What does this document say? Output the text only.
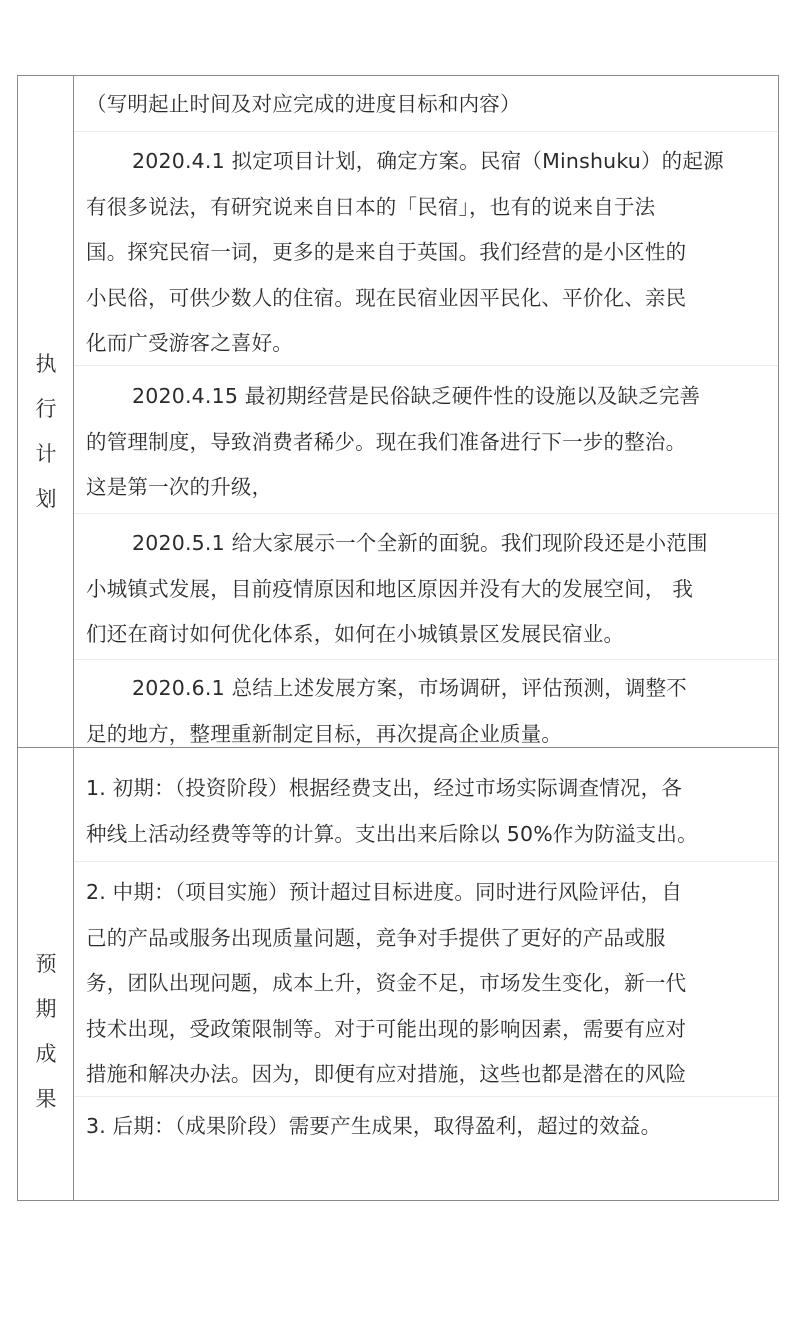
执
行
计
划
（写明起止时间及对应完成的进度目标和内容）
2020.4.1 拟定项目计划，确定方案。民宿（Minshuku）的起源
有很多说法，有研究说来自日本的「民宿」，也有的说来自于法
国。探究民宿一词，更多的是来自于英国。我们经营的是小区性的
小民俗，可供少数人的住宿。现在民宿业因平民化、平价化、亲民
化而广受游客之喜好。
2020.4.15 最初期经营是民俗缺乏硬件性的设施以及缺乏完善
的管理制度，导致消费者稀少。现在我们准备进行下一步的整治。
这是第一次的升级，
2020.5.1 给大家展示一个全新的面貌。我们现阶段还是小范围
小城镇式发展，目前疫情原因和地区原因并没有大的发展空间， 我
们还在商讨如何优化体系，如何在小城镇景区发展民宿业。
2020.6.1 总结上述发展方案，市场调研，评估预测，调整不
足的地方，整理重新制定目标，再次提高企业质量。
预
期
成
果
1. 初期：（投资阶段）根据经费支出，经过市场实际调查情况，各
种线上活动经费等等的计算。支出出来后除以 50%作为防溢支出。
2. 中期：（项目实施）预计超过目标进度。同时进行风险评估，自
己的产品或服务出现质量问题，竞争对手提供了更好的产品或服
务，团队出现问题，成本上升，资金不足，市场发生变化，新一代
技术出现，受政策限制等。对于可能出现的影响因素，需要有应对
措施和解决办法。因为，即便有应对措施，这些也都是潜在的风险
3. 后期：（成果阶段）需要产生成果，取得盈利，超过的效益。
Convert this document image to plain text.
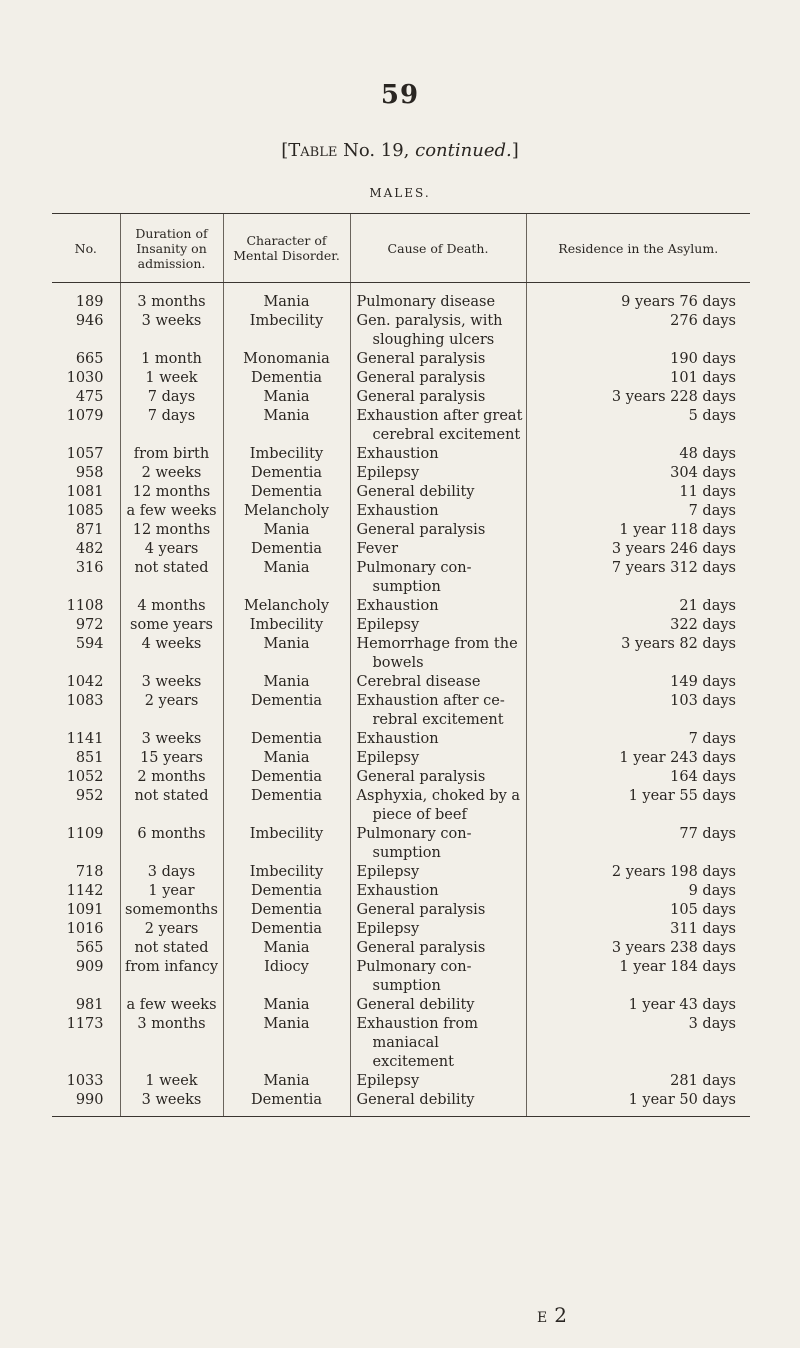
59
[Table No. 19, continued.]
MALES.
No.	Duration of Insanity on admission.	Character of Mental Disorder.	Cause of Death.	Residence in the Asylum.
189	3 months	Mania	Pulmonary disease	9 years 76 days
946	3 weeks	Imbecility	Gen. paralysis, with sloughing ulcers	276 days
665	1 month	Monomania	General paralysis	190 days
1030	1 week	Dementia	General paralysis	101 days
475	7 days	Mania	General paralysis	3 years 228 days
1079	7 days	Mania	Exhaustion after great cerebral excitement	5 days
1057	from birth	Imbecility	Exhaustion	48 days
958	2 weeks	Dementia	Epilepsy	304 days
1081	12 months	Dementia	General debility	11 days
1085	a few weeks	Melancholy	Exhaustion	7 days
871	12 months	Mania	General paralysis	1 year 118 days
482	4 years	Dementia	Fever	3 years 246 days
316	not stated	Mania	Pulmonary con- sumption	7 years 312 days
1108	4 months	Melancholy	Exhaustion	21 days
972	some years	Imbecility	Epilepsy	322 days
594	4 weeks	Mania	Hemorrhage from the bowels	3 years 82 days
1042	3 weeks	Mania	Cerebral disease	149 days
1083	2 years	Dementia	Exhaustion after ce- rebral excitement	103 days
1141	3 weeks	Dementia	Exhaustion	7 days
851	15 years	Mania	Epilepsy	1 year 243 days
1052	2 months	Dementia	General paralysis	164 days
952	not stated	Dementia	Asphyxia, choked by a piece of beef	1 year 55 days
1109	6 months	Imbecility	Pulmonary con- sumption	77 days
718	3 days	Imbecility	Epilepsy	2 years 198 days
1142	1 year	Dementia	Exhaustion	9 days
1091	somemonths	Dementia	General paralysis	105 days
1016	2 years	Dementia	Epilepsy	311 days
565	not stated	Mania	General paralysis	3 years 238 days
909	from infancy	Idiocy	Pulmonary con- sumption	1 year 184 days
981	a few weeks	Mania	General debility	1 year 43 days
1173	3 months	Mania	Exhaustion from maniacal excitement	3 days
1033	1 week	Mania	Epilepsy	281 days
990	3 weeks	Dementia	General debility	1 year 50 days
E 2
━━━━━━
Work instructions: Without including any pictures, print all of the material exactly as given.

Output below:
What does this document say? Output the text only.
执
行
计
划
（写明起止时间及对应完成的进度目标和内容）
2020.4.1 拟定项目计划，确定方案。民宿（Minshuku）的起源
有很多说法，有研究说来自日本的「民宿」，也有的说来自于法
国。探究民宿一词，更多的是来自于英国。我们经营的是小区性的
小民俗，可供少数人的住宿。现在民宿业因平民化、平价化、亲民
化而广受游客之喜好。
2020.4.15 最初期经营是民俗缺乏硬件性的设施以及缺乏完善
的管理制度，导致消费者稀少。现在我们准备进行下一步的整治。
这是第一次的升级，
2020.5.1 给大家展示一个全新的面貌。我们现阶段还是小范围
小城镇式发展，目前疫情原因和地区原因并没有大的发展空间， 我
们还在商讨如何优化体系，如何在小城镇景区发展民宿业。
2020.6.1 总结上述发展方案，市场调研，评估预测，调整不
足的地方，整理重新制定目标，再次提高企业质量。
预
期
成
果
1. 初期：（投资阶段）根据经费支出，经过市场实际调查情况，各
种线上活动经费等等的计算。支出出来后除以 50%作为防溢支出。
2. 中期：（项目实施）预计超过目标进度。同时进行风险评估，自
己的产品或服务出现质量问题，竞争对手提供了更好的产品或服
务，团队出现问题，成本上升，资金不足，市场发生变化，新一代
技术出现，受政策限制等。对于可能出现的影响因素，需要有应对
措施和解决办法。因为，即便有应对措施，这些也都是潜在的风险
3. 后期：（成果阶段）需要产生成果，取得盈利，超过的效益。
Convert this document image to plain text.
59
[Table No. 19, continued.]
MALES.
No.	Duration of Insanity on admission.	Character of Mental Disorder.	Cause of Death.	Residence in the Asylum.
189	3 months	Mania	Pulmonary disease	9 years 76 days
946	3 weeks	Imbecility	Gen. paralysis, with sloughing ulcers	276 days
665	1 month	Monomania	General paralysis	190 days
1030	1 week	Dementia	General paralysis	101 days
475	7 days	Mania	General paralysis	3 years 228 days
1079	7 days	Mania	Exhaustion after great cerebral excitement	5 days
1057	from birth	Imbecility	Exhaustion	48 days
958	2 weeks	Dementia	Epilepsy	304 days
1081	12 months	Dementia	General debility	11 days
1085	a few weeks	Melancholy	Exhaustion	7 days
871	12 months	Mania	General paralysis	1 year 118 days
482	4 years	Dementia	Fever	3 years 246 days
316	not stated	Mania	Pulmonary con- sumption	7 years 312 days
1108	4 months	Melancholy	Exhaustion	21 days
972	some years	Imbecility	Epilepsy	322 days
594	4 weeks	Mania	Hemorrhage from the bowels	3 years 82 days
1042	3 weeks	Mania	Cerebral disease	149 days
1083	2 years	Dementia	Exhaustion after ce- rebral excitement	103 days
1141	3 weeks	Dementia	Exhaustion	7 days
851	15 years	Mania	Epilepsy	1 year 243 days
1052	2 months	Dementia	General paralysis	164 days
952	not stated	Dementia	Asphyxia, choked by a piece of beef	1 year 55 days
1109	6 months	Imbecility	Pulmonary con- sumption	77 days
718	3 days	Imbecility	Epilepsy	2 years 198 days
1142	1 year	Dementia	Exhaustion	9 days
1091	somemonths	Dementia	General paralysis	105 days
1016	2 years	Dementia	Epilepsy	311 days
565	not stated	Mania	General paralysis	3 years 238 days
909	from infancy	Idiocy	Pulmonary con- sumption	1 year 184 days
981	a few weeks	Mania	General debility	1 year 43 days
1173	3 months	Mania	Exhaustion from maniacal excitement	3 days
1033	1 week	Mania	Epilepsy	281 days
990	3 weeks	Dementia	General debility	1 year 50 days
E 2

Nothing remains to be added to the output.